* WHAT THE TASK ASKS:
Find each line with the word "only" and say how many there are, nothing else.

Records
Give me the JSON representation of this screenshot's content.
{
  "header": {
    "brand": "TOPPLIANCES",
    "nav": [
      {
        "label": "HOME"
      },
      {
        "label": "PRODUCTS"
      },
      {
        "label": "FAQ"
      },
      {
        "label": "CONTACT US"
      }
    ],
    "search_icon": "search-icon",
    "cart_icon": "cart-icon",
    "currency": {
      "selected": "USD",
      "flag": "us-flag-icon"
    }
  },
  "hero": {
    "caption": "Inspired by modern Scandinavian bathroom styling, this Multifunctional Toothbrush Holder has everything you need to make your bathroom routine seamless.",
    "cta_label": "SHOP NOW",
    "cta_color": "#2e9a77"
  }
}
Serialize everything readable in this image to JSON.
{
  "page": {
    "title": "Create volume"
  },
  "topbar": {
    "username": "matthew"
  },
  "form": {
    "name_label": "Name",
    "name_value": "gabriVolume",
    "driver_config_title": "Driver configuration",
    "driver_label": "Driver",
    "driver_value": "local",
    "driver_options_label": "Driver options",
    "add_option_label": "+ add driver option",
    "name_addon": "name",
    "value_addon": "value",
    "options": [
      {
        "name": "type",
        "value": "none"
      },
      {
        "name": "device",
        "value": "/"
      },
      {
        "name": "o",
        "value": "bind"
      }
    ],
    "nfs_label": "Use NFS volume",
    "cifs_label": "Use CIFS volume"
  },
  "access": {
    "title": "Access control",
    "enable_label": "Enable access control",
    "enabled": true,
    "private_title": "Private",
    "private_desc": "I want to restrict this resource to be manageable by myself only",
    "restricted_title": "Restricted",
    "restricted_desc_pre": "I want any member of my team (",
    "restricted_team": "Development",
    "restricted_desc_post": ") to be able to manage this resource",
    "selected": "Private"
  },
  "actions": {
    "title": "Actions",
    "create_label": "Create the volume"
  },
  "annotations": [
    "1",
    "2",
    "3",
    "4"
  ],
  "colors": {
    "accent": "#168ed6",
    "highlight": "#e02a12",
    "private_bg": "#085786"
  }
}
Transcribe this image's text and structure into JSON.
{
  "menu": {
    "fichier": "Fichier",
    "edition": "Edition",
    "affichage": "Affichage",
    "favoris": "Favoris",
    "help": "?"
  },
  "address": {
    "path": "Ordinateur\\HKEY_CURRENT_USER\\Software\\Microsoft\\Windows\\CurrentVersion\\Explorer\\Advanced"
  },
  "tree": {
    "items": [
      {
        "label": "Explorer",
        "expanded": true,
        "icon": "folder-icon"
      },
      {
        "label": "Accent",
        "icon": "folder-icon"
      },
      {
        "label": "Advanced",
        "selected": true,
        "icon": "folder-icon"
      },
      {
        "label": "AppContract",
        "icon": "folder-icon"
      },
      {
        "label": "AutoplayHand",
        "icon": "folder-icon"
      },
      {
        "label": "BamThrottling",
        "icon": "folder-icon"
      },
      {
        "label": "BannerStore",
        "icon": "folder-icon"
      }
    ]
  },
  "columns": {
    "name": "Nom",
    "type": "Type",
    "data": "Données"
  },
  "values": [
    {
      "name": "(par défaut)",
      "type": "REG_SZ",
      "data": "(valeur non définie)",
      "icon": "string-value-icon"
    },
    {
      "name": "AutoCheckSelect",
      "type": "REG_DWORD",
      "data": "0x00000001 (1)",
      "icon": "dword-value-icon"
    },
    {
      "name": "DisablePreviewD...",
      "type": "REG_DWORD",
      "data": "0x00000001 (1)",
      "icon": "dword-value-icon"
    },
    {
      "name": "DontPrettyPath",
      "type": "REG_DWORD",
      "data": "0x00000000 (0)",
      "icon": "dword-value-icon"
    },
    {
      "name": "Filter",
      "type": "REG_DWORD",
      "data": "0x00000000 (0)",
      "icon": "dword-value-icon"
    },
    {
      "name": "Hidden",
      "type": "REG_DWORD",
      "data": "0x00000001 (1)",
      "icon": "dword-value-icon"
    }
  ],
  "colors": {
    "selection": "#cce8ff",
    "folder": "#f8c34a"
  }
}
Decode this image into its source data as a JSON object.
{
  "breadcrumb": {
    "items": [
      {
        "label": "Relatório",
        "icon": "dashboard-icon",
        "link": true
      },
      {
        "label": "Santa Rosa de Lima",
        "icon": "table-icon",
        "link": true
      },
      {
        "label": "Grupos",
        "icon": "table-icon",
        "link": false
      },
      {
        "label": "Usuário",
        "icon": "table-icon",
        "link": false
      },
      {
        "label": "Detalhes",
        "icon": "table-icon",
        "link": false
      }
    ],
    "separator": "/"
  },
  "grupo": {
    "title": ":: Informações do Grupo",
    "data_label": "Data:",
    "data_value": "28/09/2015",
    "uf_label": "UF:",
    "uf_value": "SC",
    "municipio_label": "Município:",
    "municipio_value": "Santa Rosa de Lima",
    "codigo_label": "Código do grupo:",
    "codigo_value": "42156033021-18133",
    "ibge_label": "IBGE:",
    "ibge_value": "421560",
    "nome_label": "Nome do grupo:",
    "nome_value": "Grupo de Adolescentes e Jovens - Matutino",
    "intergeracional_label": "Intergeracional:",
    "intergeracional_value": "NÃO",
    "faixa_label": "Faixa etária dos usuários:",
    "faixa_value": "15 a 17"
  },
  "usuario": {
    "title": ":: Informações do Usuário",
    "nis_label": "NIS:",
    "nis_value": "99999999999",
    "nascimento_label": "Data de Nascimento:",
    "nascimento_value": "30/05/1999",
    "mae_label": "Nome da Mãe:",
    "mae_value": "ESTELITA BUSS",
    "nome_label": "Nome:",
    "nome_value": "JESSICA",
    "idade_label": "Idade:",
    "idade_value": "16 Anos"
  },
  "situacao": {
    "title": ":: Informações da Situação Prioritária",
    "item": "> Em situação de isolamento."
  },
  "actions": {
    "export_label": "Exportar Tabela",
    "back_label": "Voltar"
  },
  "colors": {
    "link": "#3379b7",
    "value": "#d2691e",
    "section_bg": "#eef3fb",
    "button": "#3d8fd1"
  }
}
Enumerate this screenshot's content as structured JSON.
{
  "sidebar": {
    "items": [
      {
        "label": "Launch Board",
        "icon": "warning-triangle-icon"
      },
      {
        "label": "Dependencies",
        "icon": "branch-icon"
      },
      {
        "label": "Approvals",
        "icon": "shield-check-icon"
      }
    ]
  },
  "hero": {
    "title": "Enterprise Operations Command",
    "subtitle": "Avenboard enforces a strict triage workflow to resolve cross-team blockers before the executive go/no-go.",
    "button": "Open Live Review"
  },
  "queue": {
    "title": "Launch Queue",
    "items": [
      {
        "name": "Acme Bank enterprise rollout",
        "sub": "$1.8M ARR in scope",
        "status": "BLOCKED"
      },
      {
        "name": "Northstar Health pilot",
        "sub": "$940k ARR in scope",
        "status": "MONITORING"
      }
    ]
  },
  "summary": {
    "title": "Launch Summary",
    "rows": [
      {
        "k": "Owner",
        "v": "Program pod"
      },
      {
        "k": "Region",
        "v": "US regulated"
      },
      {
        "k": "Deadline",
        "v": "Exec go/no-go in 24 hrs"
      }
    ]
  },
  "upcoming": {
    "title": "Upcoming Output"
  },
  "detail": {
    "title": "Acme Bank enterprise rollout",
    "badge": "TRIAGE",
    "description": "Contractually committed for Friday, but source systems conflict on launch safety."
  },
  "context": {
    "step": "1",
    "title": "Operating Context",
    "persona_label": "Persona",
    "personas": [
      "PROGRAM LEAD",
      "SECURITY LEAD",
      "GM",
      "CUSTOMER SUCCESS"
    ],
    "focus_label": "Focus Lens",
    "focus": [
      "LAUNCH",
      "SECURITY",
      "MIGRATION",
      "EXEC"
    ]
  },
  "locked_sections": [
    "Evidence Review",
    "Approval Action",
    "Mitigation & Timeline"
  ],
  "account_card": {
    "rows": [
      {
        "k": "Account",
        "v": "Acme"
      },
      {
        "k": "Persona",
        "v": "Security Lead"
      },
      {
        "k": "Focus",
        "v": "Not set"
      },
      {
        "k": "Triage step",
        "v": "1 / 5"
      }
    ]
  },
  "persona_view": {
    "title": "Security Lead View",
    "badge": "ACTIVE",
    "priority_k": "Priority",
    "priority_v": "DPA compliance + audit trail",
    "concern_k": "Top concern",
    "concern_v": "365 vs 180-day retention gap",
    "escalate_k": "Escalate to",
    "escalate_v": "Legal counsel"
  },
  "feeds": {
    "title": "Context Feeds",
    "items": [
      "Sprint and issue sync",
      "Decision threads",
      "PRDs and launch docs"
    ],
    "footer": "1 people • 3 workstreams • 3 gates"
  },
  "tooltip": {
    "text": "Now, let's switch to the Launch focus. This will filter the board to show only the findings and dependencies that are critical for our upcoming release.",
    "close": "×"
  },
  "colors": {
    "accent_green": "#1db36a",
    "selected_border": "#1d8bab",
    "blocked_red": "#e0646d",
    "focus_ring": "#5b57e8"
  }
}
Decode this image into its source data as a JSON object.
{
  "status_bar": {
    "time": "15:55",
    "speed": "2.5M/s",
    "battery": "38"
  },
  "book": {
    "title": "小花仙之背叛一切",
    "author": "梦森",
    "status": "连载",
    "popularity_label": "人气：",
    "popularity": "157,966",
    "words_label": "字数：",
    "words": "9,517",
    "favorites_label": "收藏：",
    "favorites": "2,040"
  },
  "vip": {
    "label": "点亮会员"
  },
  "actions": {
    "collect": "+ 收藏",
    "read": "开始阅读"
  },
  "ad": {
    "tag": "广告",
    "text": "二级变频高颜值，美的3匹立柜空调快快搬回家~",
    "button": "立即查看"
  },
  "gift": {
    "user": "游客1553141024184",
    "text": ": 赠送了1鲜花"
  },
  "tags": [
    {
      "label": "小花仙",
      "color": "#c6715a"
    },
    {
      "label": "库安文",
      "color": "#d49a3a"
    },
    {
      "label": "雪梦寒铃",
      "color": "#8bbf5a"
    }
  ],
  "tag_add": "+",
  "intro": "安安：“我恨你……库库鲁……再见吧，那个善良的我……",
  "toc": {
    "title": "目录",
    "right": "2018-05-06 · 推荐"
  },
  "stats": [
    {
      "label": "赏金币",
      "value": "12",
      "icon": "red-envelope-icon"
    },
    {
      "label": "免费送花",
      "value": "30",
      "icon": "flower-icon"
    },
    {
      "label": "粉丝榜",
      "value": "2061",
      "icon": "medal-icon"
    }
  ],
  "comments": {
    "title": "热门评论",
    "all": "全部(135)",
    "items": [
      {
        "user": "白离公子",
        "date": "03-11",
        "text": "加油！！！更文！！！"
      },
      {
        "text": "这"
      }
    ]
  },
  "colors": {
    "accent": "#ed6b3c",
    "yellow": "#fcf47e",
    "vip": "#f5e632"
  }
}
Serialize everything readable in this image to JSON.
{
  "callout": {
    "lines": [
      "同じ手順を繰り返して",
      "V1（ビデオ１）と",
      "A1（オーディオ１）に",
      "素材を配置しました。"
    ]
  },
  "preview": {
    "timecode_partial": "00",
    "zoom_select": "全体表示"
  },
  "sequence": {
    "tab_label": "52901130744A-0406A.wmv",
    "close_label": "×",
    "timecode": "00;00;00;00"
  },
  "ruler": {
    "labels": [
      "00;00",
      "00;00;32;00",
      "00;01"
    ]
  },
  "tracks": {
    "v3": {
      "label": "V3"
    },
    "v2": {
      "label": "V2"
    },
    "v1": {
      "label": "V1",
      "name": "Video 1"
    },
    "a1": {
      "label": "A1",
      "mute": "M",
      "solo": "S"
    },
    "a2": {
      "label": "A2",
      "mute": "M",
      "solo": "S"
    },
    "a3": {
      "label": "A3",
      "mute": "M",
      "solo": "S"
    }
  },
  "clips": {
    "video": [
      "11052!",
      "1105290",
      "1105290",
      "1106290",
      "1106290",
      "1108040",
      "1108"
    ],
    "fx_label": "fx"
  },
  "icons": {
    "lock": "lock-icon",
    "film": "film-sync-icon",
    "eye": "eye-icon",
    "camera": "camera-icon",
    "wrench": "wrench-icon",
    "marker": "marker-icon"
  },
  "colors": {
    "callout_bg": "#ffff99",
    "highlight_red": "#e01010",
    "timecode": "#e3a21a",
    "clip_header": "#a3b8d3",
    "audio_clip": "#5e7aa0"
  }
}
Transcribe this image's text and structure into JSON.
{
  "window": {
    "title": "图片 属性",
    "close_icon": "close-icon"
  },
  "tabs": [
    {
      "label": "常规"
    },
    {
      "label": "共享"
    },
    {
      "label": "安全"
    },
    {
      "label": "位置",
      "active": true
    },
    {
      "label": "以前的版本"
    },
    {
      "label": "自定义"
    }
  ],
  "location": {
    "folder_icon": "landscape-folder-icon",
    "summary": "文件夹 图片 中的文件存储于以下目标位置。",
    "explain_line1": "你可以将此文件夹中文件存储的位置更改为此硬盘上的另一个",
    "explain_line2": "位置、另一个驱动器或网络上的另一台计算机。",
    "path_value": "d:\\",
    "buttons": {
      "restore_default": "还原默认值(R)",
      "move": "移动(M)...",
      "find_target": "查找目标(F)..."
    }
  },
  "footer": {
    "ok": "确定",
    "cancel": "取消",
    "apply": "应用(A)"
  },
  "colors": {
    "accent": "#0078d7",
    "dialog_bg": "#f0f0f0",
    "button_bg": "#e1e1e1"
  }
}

* RESPONSE BELOW:
2